Action item -
Each record below should appear again exactly as written.

Records excerpted from a collection:
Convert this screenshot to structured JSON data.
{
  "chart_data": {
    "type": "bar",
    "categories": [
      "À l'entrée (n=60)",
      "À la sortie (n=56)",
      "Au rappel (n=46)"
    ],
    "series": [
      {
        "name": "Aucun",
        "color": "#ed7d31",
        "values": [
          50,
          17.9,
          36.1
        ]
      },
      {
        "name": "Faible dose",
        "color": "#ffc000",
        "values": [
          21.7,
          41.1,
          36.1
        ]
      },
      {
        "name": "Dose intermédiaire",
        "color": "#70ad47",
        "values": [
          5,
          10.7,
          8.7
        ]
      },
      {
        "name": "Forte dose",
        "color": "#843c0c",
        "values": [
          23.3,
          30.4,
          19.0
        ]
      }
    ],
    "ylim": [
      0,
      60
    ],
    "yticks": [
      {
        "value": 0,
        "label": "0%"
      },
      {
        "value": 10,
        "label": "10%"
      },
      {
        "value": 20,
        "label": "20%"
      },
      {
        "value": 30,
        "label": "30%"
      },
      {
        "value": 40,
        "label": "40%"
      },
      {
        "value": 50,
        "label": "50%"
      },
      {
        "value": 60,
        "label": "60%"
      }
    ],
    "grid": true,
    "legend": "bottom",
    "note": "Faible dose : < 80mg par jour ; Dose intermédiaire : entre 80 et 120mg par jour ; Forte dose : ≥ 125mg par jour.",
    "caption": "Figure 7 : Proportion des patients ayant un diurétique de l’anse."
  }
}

Expected output -
Convert this screenshot to structured JSON data.
{
  "chart_data": {
    "type": "bar",
    "categories": [
      "À l'entrée (n=60)",
      "À la sortie (n=56)",
      "Au rappel (n=46)"
    ],
    "series": [
      {
        "name": "Aucun",
        "color": "#ed7d31",
        "values": [
          50,
          17.9,
          36.1
        ]
      },
      {
        "name": "Faible dose",
        "color": "#ffc000",
        "values": [
          21.7,
          41.1,
          36.1
        ]
      },
      {
        "name": "Dose intermédiaire",
        "color": "#70ad47",
        "values": [
          5,
          10.7,
          8.7
        ]
      },
      {
        "name": "Forte dose",
        "color": "#843c0c",
        "values": [
          23.3,
          30.4,
          19.0
        ]
      }
    ],
    "ylim": [
      0,
      60
    ],
    "yticks": [
      {
        "value": 0,
        "label": "0%"
      },
      {
        "value": 10,
        "label": "10%"
      },
      {
        "value": 20,
        "label": "20%"
      },
      {
        "value": 30,
        "label": "30%"
      },
      {
        "value": 40,
        "label": "40%"
      },
      {
        "value": 50,
        "label": "50%"
      },
      {
        "value": 60,
        "label": "60%"
      }
    ],
    "grid": true,
    "legend": "bottom",
    "note": "Faible dose : < 80mg par jour ; Dose intermédiaire : entre 80 et 120mg par jour ; Forte dose : ≥ 125mg par jour.",
    "caption": "Figure 7 : Proportion des patients ayant un diurétique de l’anse."
  }
}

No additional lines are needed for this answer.